WHAT YOU SHOULD DO> Images excluded, repeat each entry below exactly.

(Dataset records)
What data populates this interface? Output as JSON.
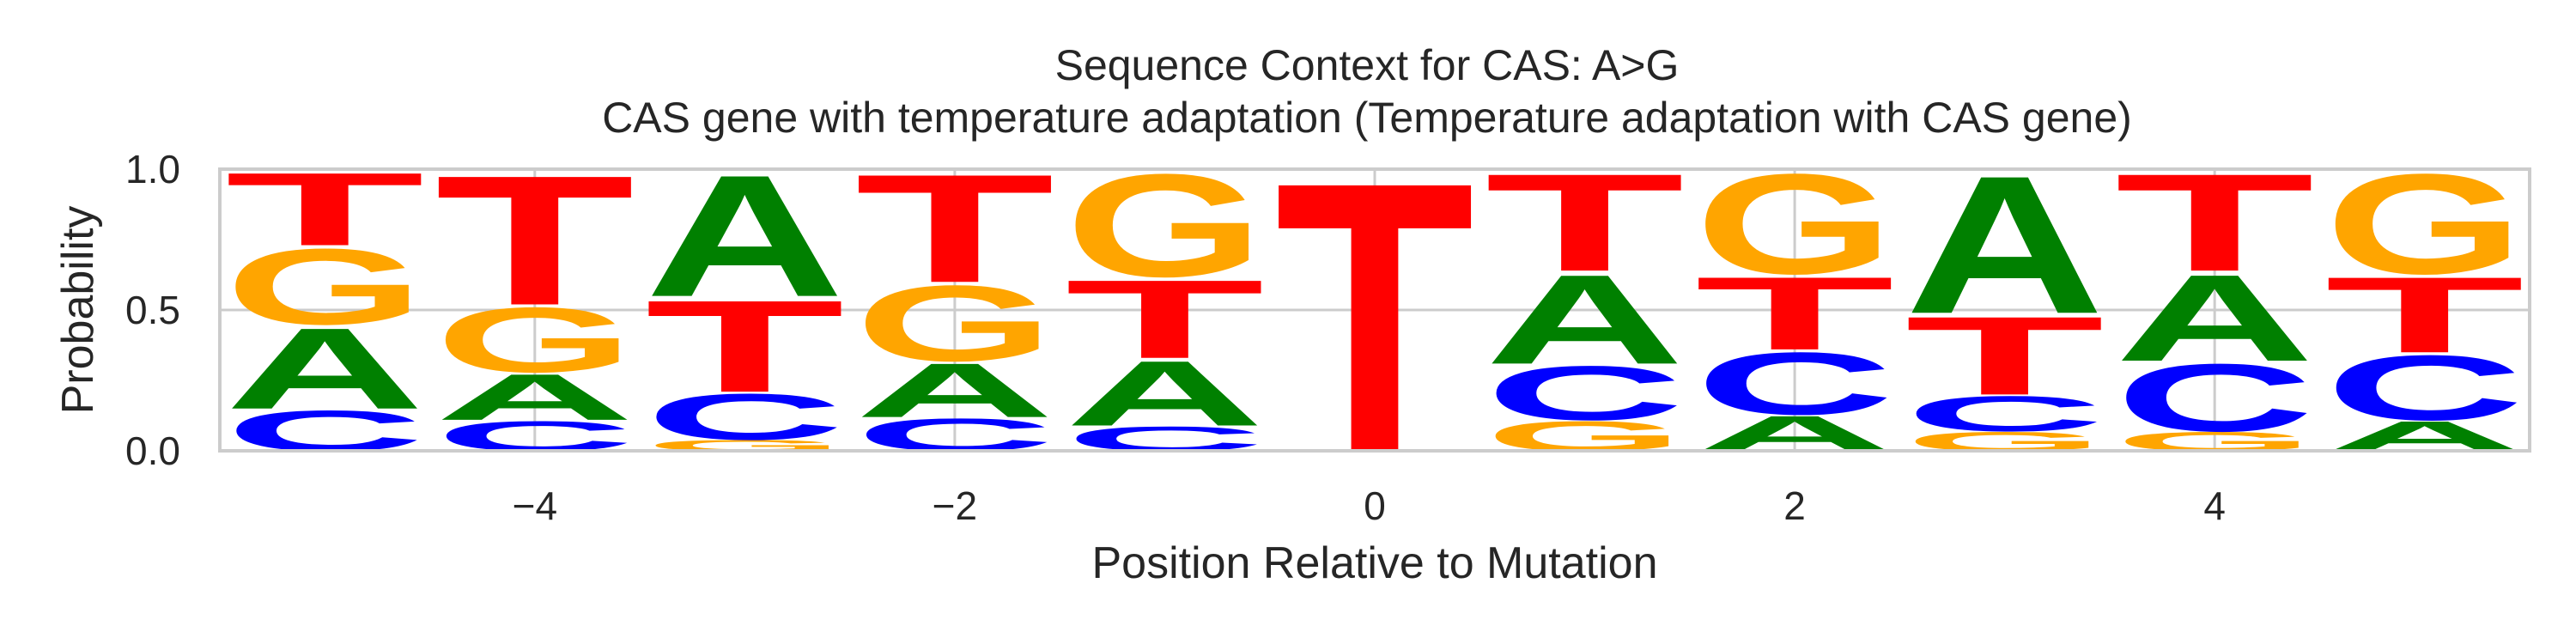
{
  "chart_data": {
    "type": "sequence-logo",
    "title": "Sequence Context for CAS: A>G",
    "subtitle": "CAS gene with temperature adaptation (Temperature adaptation with CAS gene)",
    "xlabel": "Position Relative to Mutation",
    "ylabel": "Probability",
    "xlim": [
      -5.5,
      5.5
    ],
    "ylim": [
      0,
      1.0
    ],
    "x_ticks": [
      -4,
      -2,
      0,
      2,
      4
    ],
    "x_tick_labels": [
      "−4",
      "−2",
      "0",
      "2",
      "4"
    ],
    "y_ticks": [
      0.0,
      0.5,
      1.0
    ],
    "y_tick_labels": [
      "0.0",
      "0.5",
      "1.0"
    ],
    "grid": true,
    "colors": {
      "A": "#008000",
      "C": "#0000ff",
      "G": "#ffa500",
      "T": "#ff0000"
    },
    "positions": [
      {
        "x": -5,
        "stack": [
          {
            "base": "C",
            "p": 0.15
          },
          {
            "base": "A",
            "p": 0.3
          },
          {
            "base": "G",
            "p": 0.28
          },
          {
            "base": "T",
            "p": 0.27
          }
        ]
      },
      {
        "x": -4,
        "stack": [
          {
            "base": "C",
            "p": 0.11
          },
          {
            "base": "A",
            "p": 0.17
          },
          {
            "base": "G",
            "p": 0.24
          },
          {
            "base": "T",
            "p": 0.48
          }
        ]
      },
      {
        "x": -3,
        "stack": [
          {
            "base": "G",
            "p": 0.04
          },
          {
            "base": "C",
            "p": 0.17
          },
          {
            "base": "T",
            "p": 0.34
          },
          {
            "base": "A",
            "p": 0.45
          }
        ]
      },
      {
        "x": -2,
        "stack": [
          {
            "base": "C",
            "p": 0.12
          },
          {
            "base": "A",
            "p": 0.2
          },
          {
            "base": "G",
            "p": 0.28
          },
          {
            "base": "T",
            "p": 0.4
          }
        ]
      },
      {
        "x": -1,
        "stack": [
          {
            "base": "C",
            "p": 0.09
          },
          {
            "base": "A",
            "p": 0.24
          },
          {
            "base": "T",
            "p": 0.29
          },
          {
            "base": "G",
            "p": 0.38
          }
        ]
      },
      {
        "x": 0,
        "stack": [
          {
            "base": "T",
            "p": 1.0
          }
        ]
      },
      {
        "x": 1,
        "stack": [
          {
            "base": "G",
            "p": 0.11
          },
          {
            "base": "C",
            "p": 0.2
          },
          {
            "base": "A",
            "p": 0.33
          },
          {
            "base": "T",
            "p": 0.36
          }
        ]
      },
      {
        "x": 2,
        "stack": [
          {
            "base": "A",
            "p": 0.13
          },
          {
            "base": "C",
            "p": 0.23
          },
          {
            "base": "T",
            "p": 0.27
          },
          {
            "base": "G",
            "p": 0.37
          }
        ]
      },
      {
        "x": 3,
        "stack": [
          {
            "base": "G",
            "p": 0.07
          },
          {
            "base": "C",
            "p": 0.13
          },
          {
            "base": "T",
            "p": 0.29
          },
          {
            "base": "A",
            "p": 0.51
          }
        ]
      },
      {
        "x": 4,
        "stack": [
          {
            "base": "G",
            "p": 0.07
          },
          {
            "base": "C",
            "p": 0.25
          },
          {
            "base": "A",
            "p": 0.32
          },
          {
            "base": "T",
            "p": 0.36
          }
        ]
      },
      {
        "x": 5,
        "stack": [
          {
            "base": "A",
            "p": 0.11
          },
          {
            "base": "C",
            "p": 0.24
          },
          {
            "base": "T",
            "p": 0.28
          },
          {
            "base": "G",
            "p": 0.37
          }
        ]
      }
    ]
  }
}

ANSWER FOR THE TASK>
What data populates this interface? Output as JSON.
{
  "chart_data": {
    "type": "sequence-logo",
    "title": "Sequence Context for CAS: A>G",
    "subtitle": "CAS gene with temperature adaptation (Temperature adaptation with CAS gene)",
    "xlabel": "Position Relative to Mutation",
    "ylabel": "Probability",
    "xlim": [
      -5.5,
      5.5
    ],
    "ylim": [
      0,
      1.0
    ],
    "x_ticks": [
      -4,
      -2,
      0,
      2,
      4
    ],
    "x_tick_labels": [
      "−4",
      "−2",
      "0",
      "2",
      "4"
    ],
    "y_ticks": [
      0.0,
      0.5,
      1.0
    ],
    "y_tick_labels": [
      "0.0",
      "0.5",
      "1.0"
    ],
    "grid": true,
    "colors": {
      "A": "#008000",
      "C": "#0000ff",
      "G": "#ffa500",
      "T": "#ff0000"
    },
    "positions": [
      {
        "x": -5,
        "stack": [
          {
            "base": "C",
            "p": 0.15
          },
          {
            "base": "A",
            "p": 0.3
          },
          {
            "base": "G",
            "p": 0.28
          },
          {
            "base": "T",
            "p": 0.27
          }
        ]
      },
      {
        "x": -4,
        "stack": [
          {
            "base": "C",
            "p": 0.11
          },
          {
            "base": "A",
            "p": 0.17
          },
          {
            "base": "G",
            "p": 0.24
          },
          {
            "base": "T",
            "p": 0.48
          }
        ]
      },
      {
        "x": -3,
        "stack": [
          {
            "base": "G",
            "p": 0.04
          },
          {
            "base": "C",
            "p": 0.17
          },
          {
            "base": "T",
            "p": 0.34
          },
          {
            "base": "A",
            "p": 0.45
          }
        ]
      },
      {
        "x": -2,
        "stack": [
          {
            "base": "C",
            "p": 0.12
          },
          {
            "base": "A",
            "p": 0.2
          },
          {
            "base": "G",
            "p": 0.28
          },
          {
            "base": "T",
            "p": 0.4
          }
        ]
      },
      {
        "x": -1,
        "stack": [
          {
            "base": "C",
            "p": 0.09
          },
          {
            "base": "A",
            "p": 0.24
          },
          {
            "base": "T",
            "p": 0.29
          },
          {
            "base": "G",
            "p": 0.38
          }
        ]
      },
      {
        "x": 0,
        "stack": [
          {
            "base": "T",
            "p": 1.0
          }
        ]
      },
      {
        "x": 1,
        "stack": [
          {
            "base": "G",
            "p": 0.11
          },
          {
            "base": "C",
            "p": 0.2
          },
          {
            "base": "A",
            "p": 0.33
          },
          {
            "base": "T",
            "p": 0.36
          }
        ]
      },
      {
        "x": 2,
        "stack": [
          {
            "base": "A",
            "p": 0.13
          },
          {
            "base": "C",
            "p": 0.23
          },
          {
            "base": "T",
            "p": 0.27
          },
          {
            "base": "G",
            "p": 0.37
          }
        ]
      },
      {
        "x": 3,
        "stack": [
          {
            "base": "G",
            "p": 0.07
          },
          {
            "base": "C",
            "p": 0.13
          },
          {
            "base": "T",
            "p": 0.29
          },
          {
            "base": "A",
            "p": 0.51
          }
        ]
      },
      {
        "x": 4,
        "stack": [
          {
            "base": "G",
            "p": 0.07
          },
          {
            "base": "C",
            "p": 0.25
          },
          {
            "base": "A",
            "p": 0.32
          },
          {
            "base": "T",
            "p": 0.36
          }
        ]
      },
      {
        "x": 5,
        "stack": [
          {
            "base": "A",
            "p": 0.11
          },
          {
            "base": "C",
            "p": 0.24
          },
          {
            "base": "T",
            "p": 0.28
          },
          {
            "base": "G",
            "p": 0.37
          }
        ]
      }
    ]
  }
}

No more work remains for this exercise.